◆ Lesetext ◆
******************************

Über Spanien lacht die Sonne: Julia Bernhard, Bea Davies, Kathrin Klingner, Anke Kuhl, Brigitte Helbling
1. Langer Comicabend in StuttgartVeranstaltungsdaten
»Der Comic hat in Deutschland einen recht schweren Stand. Das hat historische Gründe, die aus einer ästhetischen Arroganz entstanden sind. Die deutschen Karikaturen galten im 19. Jahrhundert als das Beste, was an komischer Kunst in der Welt passierte. Als dann in Amerika die Comics entwickelt wurden, da haben sich die Deutschen gedacht: ›Mein Gott, was sollen wir uns mit diesen komischen Dingern abgeben, wir haben schon das Allerbeste, was die Welt zu bieten hat.‹ In dieser Hinsicht sind wir eine verspätete Nation. Aber dafür hat sich seitdem eine Menge entwickelt.« Andreas Platthaus
Und was sich da entwickelt hat! Das Stuttgarter Literaturhaus, die Stadtbibliothek und die Berthold Leibinger Stiftung laden ein zum 1. Langen Comicabend und stellen fünf herausragende Comickünstlerinnen der Gegenwart vor – eine Hommage an die jüngst verstorbene Feministin und Comiczeichnerin Claire Bretécher inbegriffen.
17.00 – 17.45 Uhr: Manno! Alles genau so in echt passiert
Anke Kuhl | Moderation: Brigitte Helbling
Ausgezeichnet mit dem Comicbuchpreis der Berthold Leibinger Stiftung 2019, war Anke Kuhls Comic Manno! im Frühling letzten Jahres als Ausstellung im Literaturhaus zu sehen und ist nun Ende Februar 2020 als Kinderbuch im Klett Verlag erschienen. Manno! erzählt in herrlichen Episoden von der Kindheit der kleinen Anke in einer hessischen Kleinstadt; eine Welt, in der Oma und Opa noch im selben Haus leben und in der man nachmittags auf ziemlich abseitige Ideen kommt. Eine Welt, die bei aller Familienintimität nicht ohne Brüche ist. Anke Kuhl wurde 1970 in Frankfurt geboren, arbeitet als Illustratorin und Autorin für verschiedene Verlage und lebt mit ihrer Familie in Frankfurt am Main.

******************************

◆ Gespeicherte Zeilen ◆

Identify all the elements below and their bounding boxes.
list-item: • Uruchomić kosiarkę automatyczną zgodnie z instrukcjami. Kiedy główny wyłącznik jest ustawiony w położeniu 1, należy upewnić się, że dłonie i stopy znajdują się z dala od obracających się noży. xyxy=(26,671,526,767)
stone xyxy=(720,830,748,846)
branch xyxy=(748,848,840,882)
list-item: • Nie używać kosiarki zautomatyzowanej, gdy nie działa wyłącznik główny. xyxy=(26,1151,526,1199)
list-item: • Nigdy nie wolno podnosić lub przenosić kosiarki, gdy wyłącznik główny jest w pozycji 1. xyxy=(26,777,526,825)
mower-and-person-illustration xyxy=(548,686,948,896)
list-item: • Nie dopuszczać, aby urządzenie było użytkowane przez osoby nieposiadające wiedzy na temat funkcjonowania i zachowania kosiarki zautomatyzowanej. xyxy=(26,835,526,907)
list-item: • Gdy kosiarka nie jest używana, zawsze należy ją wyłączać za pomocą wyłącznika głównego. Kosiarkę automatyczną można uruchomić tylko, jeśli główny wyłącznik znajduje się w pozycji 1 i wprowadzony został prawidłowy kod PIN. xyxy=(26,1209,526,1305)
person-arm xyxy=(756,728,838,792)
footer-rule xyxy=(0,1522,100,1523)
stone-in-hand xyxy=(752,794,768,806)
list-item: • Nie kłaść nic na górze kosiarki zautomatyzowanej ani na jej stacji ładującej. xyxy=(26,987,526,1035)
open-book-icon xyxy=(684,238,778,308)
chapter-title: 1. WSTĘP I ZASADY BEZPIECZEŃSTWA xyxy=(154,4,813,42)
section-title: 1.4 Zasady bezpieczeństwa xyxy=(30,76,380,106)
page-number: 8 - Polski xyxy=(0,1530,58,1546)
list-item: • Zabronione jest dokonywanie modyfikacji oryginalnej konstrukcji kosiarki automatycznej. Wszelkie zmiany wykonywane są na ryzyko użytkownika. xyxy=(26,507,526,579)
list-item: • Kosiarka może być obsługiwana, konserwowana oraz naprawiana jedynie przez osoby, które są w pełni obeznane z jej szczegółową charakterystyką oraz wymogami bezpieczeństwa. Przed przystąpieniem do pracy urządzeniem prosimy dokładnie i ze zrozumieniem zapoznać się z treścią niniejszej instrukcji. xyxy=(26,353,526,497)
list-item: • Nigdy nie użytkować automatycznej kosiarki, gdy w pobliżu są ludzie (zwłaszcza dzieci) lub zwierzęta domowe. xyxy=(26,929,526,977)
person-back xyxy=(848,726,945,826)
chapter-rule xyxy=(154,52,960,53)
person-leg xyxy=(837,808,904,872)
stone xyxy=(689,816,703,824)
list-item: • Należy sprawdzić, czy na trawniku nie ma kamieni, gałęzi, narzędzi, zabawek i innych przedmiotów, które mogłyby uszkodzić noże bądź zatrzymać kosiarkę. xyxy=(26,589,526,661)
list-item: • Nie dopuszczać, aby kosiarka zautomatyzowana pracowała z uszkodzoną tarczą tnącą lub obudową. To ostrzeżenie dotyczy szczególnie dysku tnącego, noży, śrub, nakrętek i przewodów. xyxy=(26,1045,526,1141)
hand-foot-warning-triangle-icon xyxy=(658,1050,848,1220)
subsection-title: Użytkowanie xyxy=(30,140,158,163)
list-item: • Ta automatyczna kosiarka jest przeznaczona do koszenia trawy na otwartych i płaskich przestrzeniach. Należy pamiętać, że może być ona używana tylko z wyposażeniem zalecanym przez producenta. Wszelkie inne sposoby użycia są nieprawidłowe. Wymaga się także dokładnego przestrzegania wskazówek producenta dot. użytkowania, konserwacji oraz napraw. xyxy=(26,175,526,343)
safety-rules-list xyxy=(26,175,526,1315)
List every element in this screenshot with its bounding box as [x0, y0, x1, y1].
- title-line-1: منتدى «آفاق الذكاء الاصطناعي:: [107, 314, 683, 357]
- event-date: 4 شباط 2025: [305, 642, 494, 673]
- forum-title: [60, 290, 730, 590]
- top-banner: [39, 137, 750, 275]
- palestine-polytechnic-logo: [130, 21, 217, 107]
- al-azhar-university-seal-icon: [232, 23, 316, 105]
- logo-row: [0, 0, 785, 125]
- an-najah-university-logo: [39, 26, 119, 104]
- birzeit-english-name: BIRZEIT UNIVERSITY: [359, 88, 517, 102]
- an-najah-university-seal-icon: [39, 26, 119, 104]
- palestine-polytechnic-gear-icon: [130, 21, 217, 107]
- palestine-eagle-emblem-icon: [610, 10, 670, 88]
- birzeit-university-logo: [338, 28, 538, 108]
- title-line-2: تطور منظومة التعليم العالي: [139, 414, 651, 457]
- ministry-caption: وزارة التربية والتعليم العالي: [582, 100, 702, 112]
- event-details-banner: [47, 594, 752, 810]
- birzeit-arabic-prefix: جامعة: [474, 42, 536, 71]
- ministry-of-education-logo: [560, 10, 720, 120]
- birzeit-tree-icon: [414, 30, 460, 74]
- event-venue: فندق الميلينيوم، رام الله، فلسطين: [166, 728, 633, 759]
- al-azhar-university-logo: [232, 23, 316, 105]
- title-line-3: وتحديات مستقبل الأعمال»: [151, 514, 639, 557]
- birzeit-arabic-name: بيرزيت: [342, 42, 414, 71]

******************************

◆ Arbeitsanweisungen ◆
• A. Stimmen die Aussagen (i), (ii) und (iii) mit der Ankündigung des Comicabends überein? Antworte jeweils mit Ja oder Nein und zitiere die entscheidenden Worte der Ankündigung wörtlich.
(i) Anke Kuhls Comic Manno! wurde 2019 mit dem Comicbuchpreis der Berthold Leibinger Stiftung ausgezeichnet.
(ii) Manno! ist im Carlsen Verlag erschienen.
(iii) Die Veranstaltung ab 17.00 Uhr moderiert Brigitte Helbling.
• B. Setze die Ankündigung des Comicabends nach ihrem letzten Satz fort.
Das Material wird hier nicht gebraucht.

◆ Lösungen nach Aufgaben ◆
• A.
(i) Ja: „Ausgezeichnet mit dem Comicbuchpreis der Berthold Leibinger Stiftung 2019“
(ii) Nein: „als Kinderbuch im Klett Verlag erschienen“
(iii) Ja: „Moderation: Brigitte Helbling“

• B.
18.00 – 18.45 Uhr: Über Spanien lacht die Sonne
Kathrin Klingner | Moderation: Sara Dahme
»Eine Handvoll Angestellte, die für ein Medienunternehmen Internetkommentare überprüfen, steht im Mittelpunkt der kleinen, komödiantisch reduzierten Geschichten von Arbeit und Rauchpausen, Betriebsfeiern und Freizeit«, schreibt die Jurorin Brigitte Helbling über den Comic Über Spanien lacht die Sonne von Kathrin Klingner. Kitty wird als Aushilfe bei einem Hamburger Medienunternehmen eingestellt, das unzulässige Hassbotschaften und Onlinekommentare prüft. Hinter Lamellenvorhängen und Zimmerpflanzen moderieren sie und ihre Kolleg*innen Verschwörungstheorien, die in jenem Jahr 2015 unter dem Stichwort »Flüchtlingskrise« durch das Internet ziehen. Kathrin Klingner, geboren 1979, studierte Kunst an der Gerrit Rietveld Academie in Amsterdam und Illustration in Hamburg, wo sie immer noch lebt und arbeitet. 2018 war sie Finalistin für den Comicbuchpreis der Berthold Leibinger Stiftung.
19.00 – 19.45 Uhr: Der König der Vagabunden – Gregor Gog und seine Bruderschaft
Bea Davies | Gesprächspartner: Günter Riederer
Stuttgart, Pfingsten 1929: Die Polizei errichtet Straßensperren, in der Stadt sind die Vorhängeschlösser ausverkauft. Gregor Gog (1891–1945), landesweit berühmt als der »König der Vagabunden«, trommelt zum Internationalen Vagabundenkongress und ruft den »lebenslangen Generalstreik« aus, um Obdachlosen zu helfen und sie politisch zu organisieren. Der Comic Der König der Vagabunden – Gregor Gog und seine Bruderschaft führt uns nicht nur nach Stuttgart, sondern zugleich auch »durch ein Kapitel der Weimarer Republik, das wenig beleuchtet ist. Der virtuose Übermut, der das Skript von Patrick Spät kennzeichnet, findet in den schwarz-weißen Tuschezeichnungen von Bea Davies eine lebendige Entsprechung«, so der Juror Florian Höllerer über den Finalistencomic aus dem Jahr 2019. Bea Davies, 1990 in Acquapendente (Italien) geboren, studiert an der Weissensee Kunsthochschule Berlin und ist ehrenamtlich in
der Obdachlosenhilfe engagiert. Ins Gespräch kommt sie mit dem Historiker Günter Riederer vom Stadtarchiv Stuttgart.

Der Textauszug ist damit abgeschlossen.